Stored records:
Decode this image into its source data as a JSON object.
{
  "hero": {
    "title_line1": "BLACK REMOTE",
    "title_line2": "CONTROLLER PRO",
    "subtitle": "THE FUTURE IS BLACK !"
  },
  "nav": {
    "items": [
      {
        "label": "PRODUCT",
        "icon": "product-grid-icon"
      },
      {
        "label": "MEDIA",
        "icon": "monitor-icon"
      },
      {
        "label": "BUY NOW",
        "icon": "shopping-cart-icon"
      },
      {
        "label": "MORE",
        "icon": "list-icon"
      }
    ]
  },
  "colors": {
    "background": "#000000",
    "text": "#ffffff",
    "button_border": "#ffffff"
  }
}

Brief:
Copy out the material word for word and line for line.

In response:
Decode this image into its source data as a JSON object.
{
  "hero": {
    "title_line1": "BLACK REMOTE",
    "title_line2": "CONTROLLER PRO",
    "subtitle": "THE FUTURE IS BLACK !"
  },
  "nav": {
    "items": [
      {
        "label": "PRODUCT",
        "icon": "product-grid-icon"
      },
      {
        "label": "MEDIA",
        "icon": "monitor-icon"
      },
      {
        "label": "BUY NOW",
        "icon": "shopping-cart-icon"
      },
      {
        "label": "MORE",
        "icon": "list-icon"
      }
    ]
  },
  "colors": {
    "background": "#000000",
    "text": "#ffffff",
    "button_border": "#ffffff"
  }
}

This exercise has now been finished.